"""

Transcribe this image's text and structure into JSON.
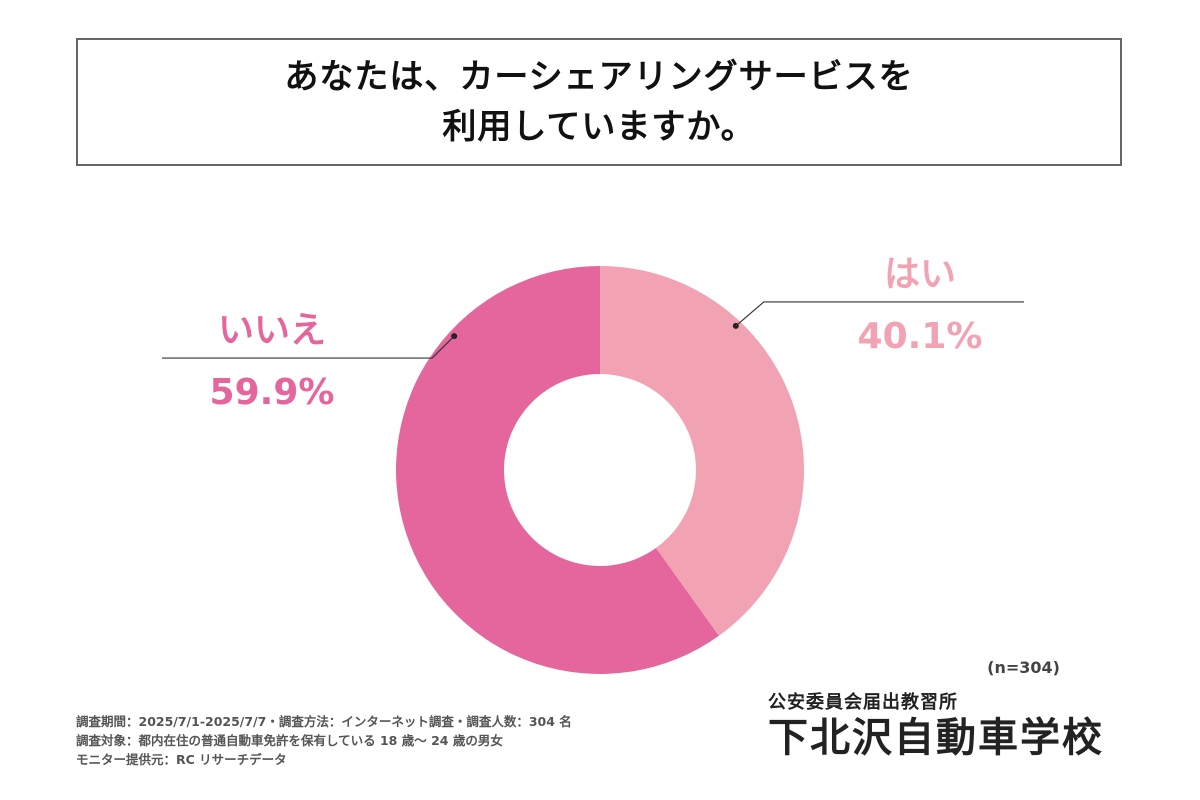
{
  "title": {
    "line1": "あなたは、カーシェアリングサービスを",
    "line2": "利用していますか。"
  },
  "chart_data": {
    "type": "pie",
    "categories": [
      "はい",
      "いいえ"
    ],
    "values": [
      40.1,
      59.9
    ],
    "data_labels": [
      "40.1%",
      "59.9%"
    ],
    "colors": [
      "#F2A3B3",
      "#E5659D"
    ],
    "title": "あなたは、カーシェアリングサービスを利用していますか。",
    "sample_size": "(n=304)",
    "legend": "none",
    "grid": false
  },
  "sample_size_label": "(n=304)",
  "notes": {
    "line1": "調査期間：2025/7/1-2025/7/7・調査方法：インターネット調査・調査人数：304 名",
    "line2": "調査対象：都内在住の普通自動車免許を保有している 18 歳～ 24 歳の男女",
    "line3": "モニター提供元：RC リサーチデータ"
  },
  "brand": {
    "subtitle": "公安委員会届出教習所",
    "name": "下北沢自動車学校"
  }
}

"""
"""

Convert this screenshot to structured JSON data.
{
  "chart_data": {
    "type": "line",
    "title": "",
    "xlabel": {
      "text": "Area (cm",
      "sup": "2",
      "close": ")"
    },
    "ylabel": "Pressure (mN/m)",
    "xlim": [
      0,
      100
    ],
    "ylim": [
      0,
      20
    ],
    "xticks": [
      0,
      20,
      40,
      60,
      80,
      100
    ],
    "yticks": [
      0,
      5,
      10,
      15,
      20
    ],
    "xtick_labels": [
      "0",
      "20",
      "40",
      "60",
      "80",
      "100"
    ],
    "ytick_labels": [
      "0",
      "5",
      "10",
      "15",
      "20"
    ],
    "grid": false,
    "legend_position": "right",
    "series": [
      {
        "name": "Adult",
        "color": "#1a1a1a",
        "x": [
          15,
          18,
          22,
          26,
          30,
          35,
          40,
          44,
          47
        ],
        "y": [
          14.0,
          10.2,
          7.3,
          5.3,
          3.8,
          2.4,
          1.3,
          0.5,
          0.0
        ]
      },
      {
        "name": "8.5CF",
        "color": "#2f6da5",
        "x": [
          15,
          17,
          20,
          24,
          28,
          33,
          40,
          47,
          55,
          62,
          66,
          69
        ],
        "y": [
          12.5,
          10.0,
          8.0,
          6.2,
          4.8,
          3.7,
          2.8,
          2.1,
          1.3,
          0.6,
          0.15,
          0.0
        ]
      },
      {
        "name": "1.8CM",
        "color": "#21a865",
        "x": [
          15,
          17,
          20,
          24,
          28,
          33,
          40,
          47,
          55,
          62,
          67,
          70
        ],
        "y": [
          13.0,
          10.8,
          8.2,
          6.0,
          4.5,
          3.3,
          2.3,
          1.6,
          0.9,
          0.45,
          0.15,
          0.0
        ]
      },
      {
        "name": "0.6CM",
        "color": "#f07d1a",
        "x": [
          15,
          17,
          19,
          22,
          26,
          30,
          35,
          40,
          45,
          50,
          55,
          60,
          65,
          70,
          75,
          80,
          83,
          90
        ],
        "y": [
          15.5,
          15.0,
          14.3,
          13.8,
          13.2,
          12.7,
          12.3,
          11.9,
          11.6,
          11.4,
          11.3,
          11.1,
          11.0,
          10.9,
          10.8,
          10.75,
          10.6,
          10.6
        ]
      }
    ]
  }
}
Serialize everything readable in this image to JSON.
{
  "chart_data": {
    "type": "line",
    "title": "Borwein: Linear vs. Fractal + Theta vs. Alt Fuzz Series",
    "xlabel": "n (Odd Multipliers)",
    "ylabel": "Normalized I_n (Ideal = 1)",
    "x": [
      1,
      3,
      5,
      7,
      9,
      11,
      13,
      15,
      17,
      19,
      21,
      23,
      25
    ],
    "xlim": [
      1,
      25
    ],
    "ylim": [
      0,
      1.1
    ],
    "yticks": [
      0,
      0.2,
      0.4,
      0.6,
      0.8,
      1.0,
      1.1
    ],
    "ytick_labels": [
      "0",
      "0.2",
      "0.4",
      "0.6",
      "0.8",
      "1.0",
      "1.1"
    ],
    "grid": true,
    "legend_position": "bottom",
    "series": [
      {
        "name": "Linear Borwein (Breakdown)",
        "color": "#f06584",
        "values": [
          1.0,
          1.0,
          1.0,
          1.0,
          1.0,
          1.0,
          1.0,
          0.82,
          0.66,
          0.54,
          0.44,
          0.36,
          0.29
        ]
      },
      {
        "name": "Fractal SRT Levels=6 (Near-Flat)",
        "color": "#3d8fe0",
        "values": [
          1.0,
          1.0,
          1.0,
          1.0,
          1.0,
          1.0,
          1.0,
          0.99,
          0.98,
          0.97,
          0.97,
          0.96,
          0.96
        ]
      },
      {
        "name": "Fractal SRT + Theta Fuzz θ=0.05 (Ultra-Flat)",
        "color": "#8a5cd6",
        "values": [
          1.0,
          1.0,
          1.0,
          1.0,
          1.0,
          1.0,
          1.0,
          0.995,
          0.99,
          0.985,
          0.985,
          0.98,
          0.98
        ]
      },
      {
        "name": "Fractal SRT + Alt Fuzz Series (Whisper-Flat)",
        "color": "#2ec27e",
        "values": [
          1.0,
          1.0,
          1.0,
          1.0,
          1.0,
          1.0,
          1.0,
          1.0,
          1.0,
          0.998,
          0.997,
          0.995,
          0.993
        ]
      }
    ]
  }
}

"""

### Given instruction
Working from the listing above, pick out every line that has "image" and copy it.

### Written solution
Transcribe this image's text and structure into JSON.
Serialize everything readable in this image to JSON.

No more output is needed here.